*Problem details*.
Please rewrite the entries below, swapping every "paragraph-heading" for "subsection-heading" and leaving everything else as it is.

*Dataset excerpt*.
┌──

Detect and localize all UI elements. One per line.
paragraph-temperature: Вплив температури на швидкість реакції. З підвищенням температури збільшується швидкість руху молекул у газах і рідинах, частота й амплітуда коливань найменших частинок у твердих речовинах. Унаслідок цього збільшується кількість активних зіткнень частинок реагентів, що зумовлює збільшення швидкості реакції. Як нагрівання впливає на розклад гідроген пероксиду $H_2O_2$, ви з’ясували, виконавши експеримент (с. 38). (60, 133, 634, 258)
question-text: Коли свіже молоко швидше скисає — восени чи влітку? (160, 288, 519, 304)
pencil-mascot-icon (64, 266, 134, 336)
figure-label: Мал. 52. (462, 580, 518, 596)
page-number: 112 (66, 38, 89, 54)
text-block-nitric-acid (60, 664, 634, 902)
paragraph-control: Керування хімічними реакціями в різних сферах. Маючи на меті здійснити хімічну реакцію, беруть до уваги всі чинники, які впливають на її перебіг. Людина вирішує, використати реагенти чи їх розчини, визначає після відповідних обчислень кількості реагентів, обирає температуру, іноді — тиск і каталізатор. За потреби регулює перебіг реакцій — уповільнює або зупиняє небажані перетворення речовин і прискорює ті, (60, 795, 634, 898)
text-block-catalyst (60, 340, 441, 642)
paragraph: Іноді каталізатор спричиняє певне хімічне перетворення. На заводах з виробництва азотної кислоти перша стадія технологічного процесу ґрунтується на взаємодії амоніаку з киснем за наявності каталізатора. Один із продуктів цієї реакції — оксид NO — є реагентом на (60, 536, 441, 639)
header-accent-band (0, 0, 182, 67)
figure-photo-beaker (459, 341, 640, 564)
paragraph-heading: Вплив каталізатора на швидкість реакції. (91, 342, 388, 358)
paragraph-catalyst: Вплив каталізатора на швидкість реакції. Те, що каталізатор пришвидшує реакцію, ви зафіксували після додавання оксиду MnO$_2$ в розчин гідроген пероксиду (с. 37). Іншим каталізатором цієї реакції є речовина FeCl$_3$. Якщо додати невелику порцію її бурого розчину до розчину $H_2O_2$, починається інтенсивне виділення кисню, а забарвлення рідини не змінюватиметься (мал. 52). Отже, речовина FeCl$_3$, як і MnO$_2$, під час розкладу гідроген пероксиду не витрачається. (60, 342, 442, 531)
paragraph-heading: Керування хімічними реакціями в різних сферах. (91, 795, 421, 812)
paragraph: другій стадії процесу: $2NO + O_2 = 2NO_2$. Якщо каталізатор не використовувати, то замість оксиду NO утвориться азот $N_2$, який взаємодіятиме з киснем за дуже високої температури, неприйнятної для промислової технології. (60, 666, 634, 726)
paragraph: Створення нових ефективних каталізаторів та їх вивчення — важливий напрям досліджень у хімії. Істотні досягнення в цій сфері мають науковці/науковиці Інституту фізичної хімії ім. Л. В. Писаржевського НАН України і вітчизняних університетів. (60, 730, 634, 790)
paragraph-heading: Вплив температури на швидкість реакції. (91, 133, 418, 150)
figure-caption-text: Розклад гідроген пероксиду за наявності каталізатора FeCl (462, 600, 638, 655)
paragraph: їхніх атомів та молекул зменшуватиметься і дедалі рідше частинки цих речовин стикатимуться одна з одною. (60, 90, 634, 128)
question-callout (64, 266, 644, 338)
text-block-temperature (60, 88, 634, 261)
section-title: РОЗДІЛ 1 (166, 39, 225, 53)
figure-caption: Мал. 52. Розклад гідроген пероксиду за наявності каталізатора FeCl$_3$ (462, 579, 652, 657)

└──

*Solution to the problem*.
Detect and localize all UI elements. One per line.
paragraph-temperature: Вплив температури на швидкість реакції. З підвищенням температури збільшується швидкість руху молекул у газах і рідинах, частота й амплітуда коливань найменших частинок у твердих речовинах. Унаслідок цього збільшується кількість активних зіткнень частинок реагентів, що зумовлює збільшення швидкості реакції. Як нагрівання впливає на розклад гідроген пероксиду $H_2O_2$, ви з’ясували, виконавши експеримент (с. 38). (60, 133, 634, 258)
question-text: Коли свіже молоко швидше скисає — восени чи влітку? (160, 288, 519, 304)
pencil-mascot-icon (64, 266, 134, 336)
figure-label: Мал. 52. (462, 580, 518, 596)
page-number: 112 (66, 38, 89, 54)
text-block-nitric-acid (60, 664, 634, 902)
paragraph-control: Керування хімічними реакціями в різних сферах. Маючи на меті здійснити хімічну реакцію, беруть до уваги всі чинники, які впливають на її перебіг. Людина вирішує, використати реагенти чи їх розчини, визначає після відповідних обчислень кількості реагентів, обирає температуру, іноді — тиск і каталізатор. За потреби регулює перебіг реакцій — уповільнює або зупиняє небажані перетворення речовин і прискорює ті, (60, 795, 634, 898)
text-block-catalyst (60, 340, 441, 642)
paragraph: Іноді каталізатор спричиняє певне хімічне перетворення. На заводах з виробництва азотної кислоти перша стадія технологічного процесу ґрунтується на взаємодії амоніаку з киснем за наявності каталізатора. Один із продуктів цієї реакції — оксид NO — є реагентом на (60, 536, 441, 639)
header-accent-band (0, 0, 182, 67)
figure-photo-beaker (459, 341, 640, 564)
subsection-heading: Вплив каталізатора на швидкість реакції. (91, 342, 388, 358)
paragraph-catalyst: Вплив каталізатора на швидкість реакції. Те, що каталізатор пришвидшує реакцію, ви зафіксували після додавання оксиду MnO$_2$ в розчин гідроген пероксиду (с. 37). Іншим каталізатором цієї реакції є речовина FeCl$_3$. Якщо додати невелику порцію її бурого розчину до розчину $H_2O_2$, починається інтенсивне виділення кисню, а забарвлення рідини не змінюватиметься (мал. 52). Отже, речовина FeCl$_3$, як і MnO$_2$, під час розкладу гідроген пероксиду не витрачається. (60, 342, 442, 531)
subsection-heading: Керування хімічними реакціями в різних сферах. (91, 795, 421, 812)
paragraph: другій стадії процесу: $2NO + O_2 = 2NO_2$. Якщо каталізатор не використовувати, то замість оксиду NO утвориться азот $N_2$, який взаємодіятиме з киснем за дуже високої температури, неприйнятної для промислової технології. (60, 666, 634, 726)
paragraph: Створення нових ефективних каталізаторів та їх вивчення — важливий напрям досліджень у хімії. Істотні досягнення в цій сфері мають науковці/науковиці Інституту фізичної хімії ім. Л. В. Писаржевського НАН України і вітчизняних університетів. (60, 730, 634, 790)
subsection-heading: Вплив температури на швидкість реакції. (91, 133, 418, 150)
figure-caption-text: Розклад гідроген пероксиду за наявності каталізатора FeCl (462, 600, 638, 655)
paragraph: їхніх атомів та молекул зменшуватиметься і дедалі рідше частинки цих речовин стикатимуться одна з одною. (60, 90, 634, 128)
question-callout (64, 266, 644, 338)
text-block-temperature (60, 88, 634, 261)
section-title: РОЗДІЛ 1 (166, 39, 225, 53)
figure-caption: Мал. 52. Розклад гідроген пероксиду за наявності каталізатора FeCl$_3$ (462, 579, 652, 657)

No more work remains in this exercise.